What you need to do
Read the records below. Copy each line where the string "услуги" occurs.

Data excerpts
________________________
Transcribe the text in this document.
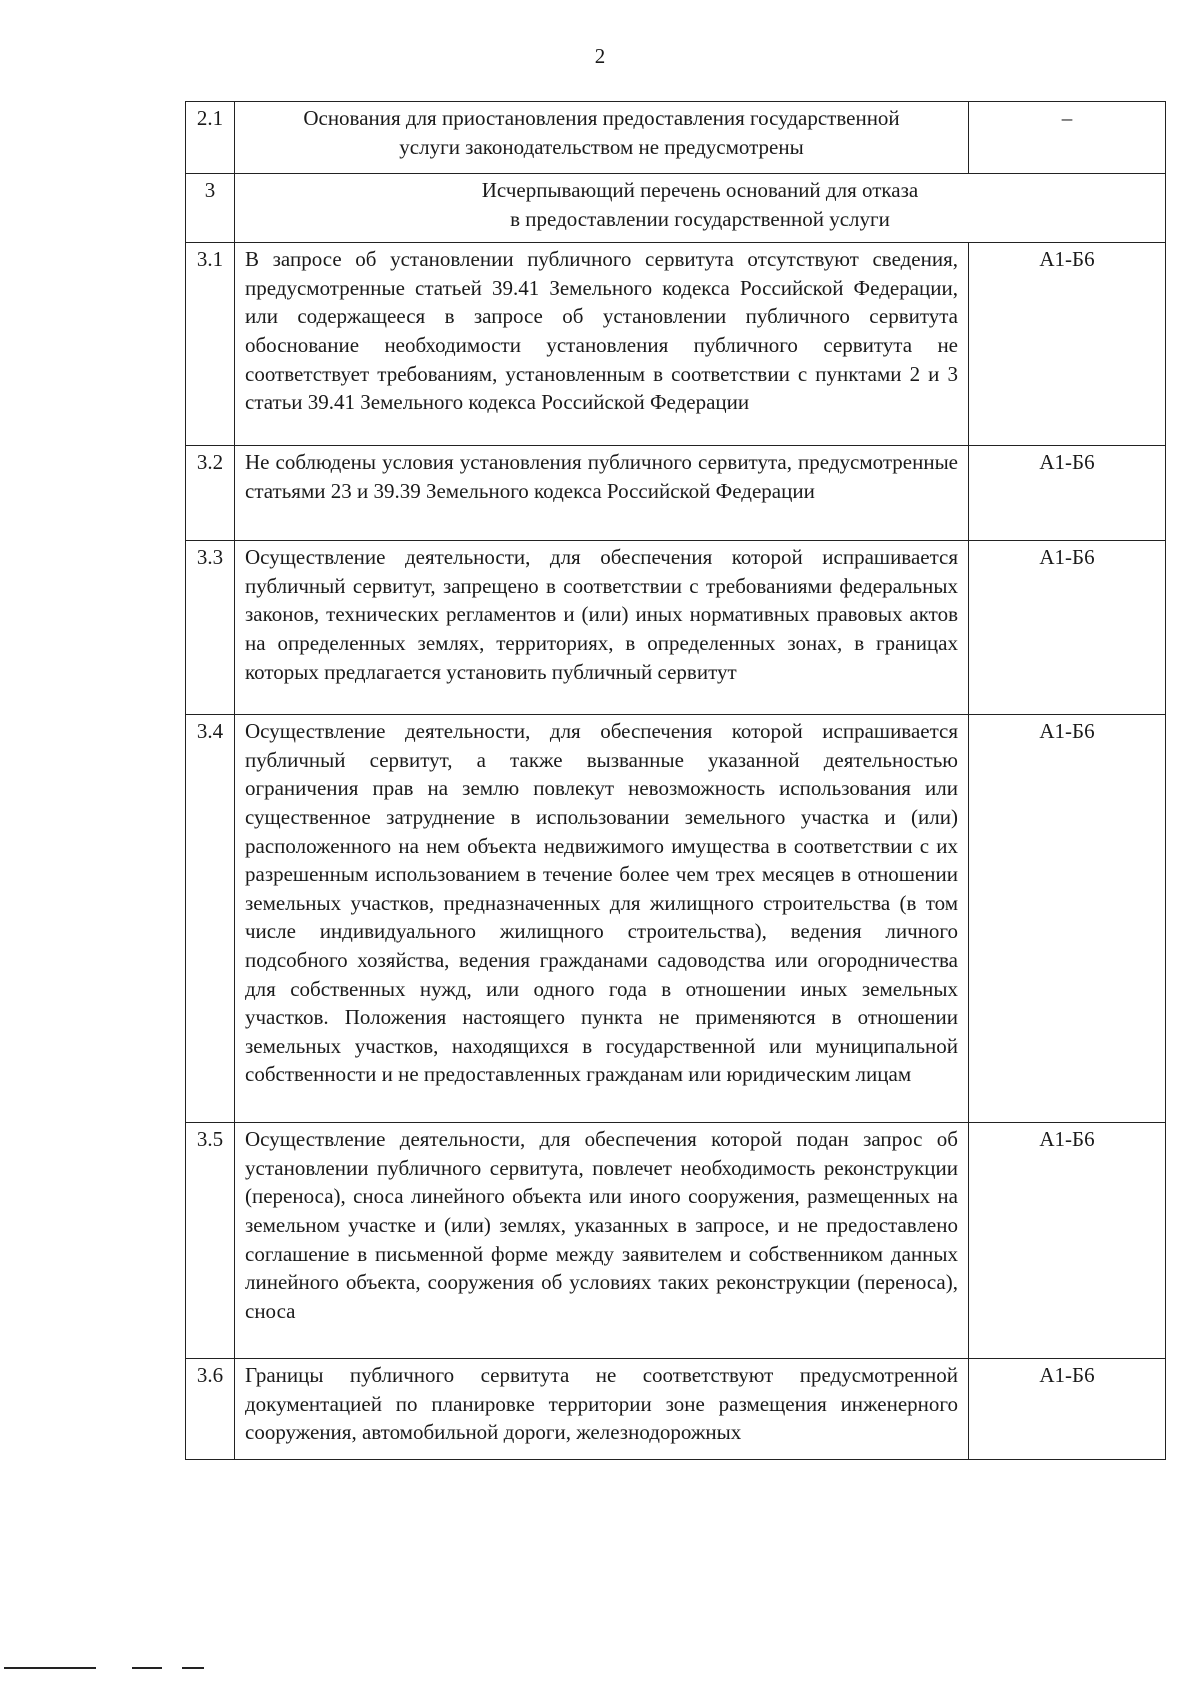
2
2.1	Основания для приостановления предоставления государственной
услуги законодательством не предусмотрены	–
3	Исчерпывающий перечень оснований для отказа
в предоставлении государственной услуги	
3.1	В запросе об установлении публичного сервитута отсутствуют сведения, предусмотренные статьей 39.41 Земельного кодекса Российской Федерации, или содержащееся в запросе об установлении публичного сервитута обоснование необходимости установления публичного сервитута не соответствует требованиям, установленным в соответствии с пунктами 2 и 3 статьи 39.41 Земельного кодекса Российской Федерации	А1-Б6
3.2	Не соблюдены условия установления публичного сервитута, предусмотренные статьями 23 и 39.39 Земельного кодекса Российской Федерации	А1-Б6
3.3	Осуществление деятельности, для обеспечения которой испрашивается публичный сервитут, запрещено в соответствии с требованиями федеральных законов, технических регламентов и (или) иных нормативных правовых актов на определенных землях, территориях, в определенных зонах, в границах которых предлагается установить публичный сервитут	А1-Б6
3.4	Осуществление деятельности, для обеспечения которой испрашивается публичный сервитут, а также вызванные указанной деятельностью ограничения прав на землю повлекут невозможность использования или существенное затруднение в использовании земельного участка и (или) расположенного на нем объекта недвижимого имущества в соответствии с их разрешенным использованием в течение более чем трех месяцев в отношении земельных участков, предназначенных для жилищного строительства (в том числе индивидуального жилищного строительства), ведения личного подсобного хозяйства, ведения гражданами садоводства или огородничества для собственных нужд, или одного года в отношении иных земельных участков. Положения настоящего пункта не применяются в отношении земельных участков, находящихся в государственной или муниципальной собственности и не предоставленных гражданам или юридическим лицам	А1-Б6
3.5	Осуществление деятельности, для обеспечения которой подан запрос об установлении публичного сервитута, повлечет необходимость реконструкции (переноса), сноса линейного объекта или иного сооружения, размещенных на земельном участке и (или) землях, указанных в запросе, и не предоставлено соглашение в письменной форме между заявителем и собственником данных линейного объекта, сооружения об условиях таких реконструкции (переноса), сноса	А1-Б6
3.6	Границы публичного сервитута не соответствуют предусмотренной документацией по планировке территории зоне размещения инженерного сооружения, автомобильной дороги, железнодорожных	А1-Б6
________________________
Output of the task
услуги законодательством не предусмотрены	–
в предоставлении государственной услуги	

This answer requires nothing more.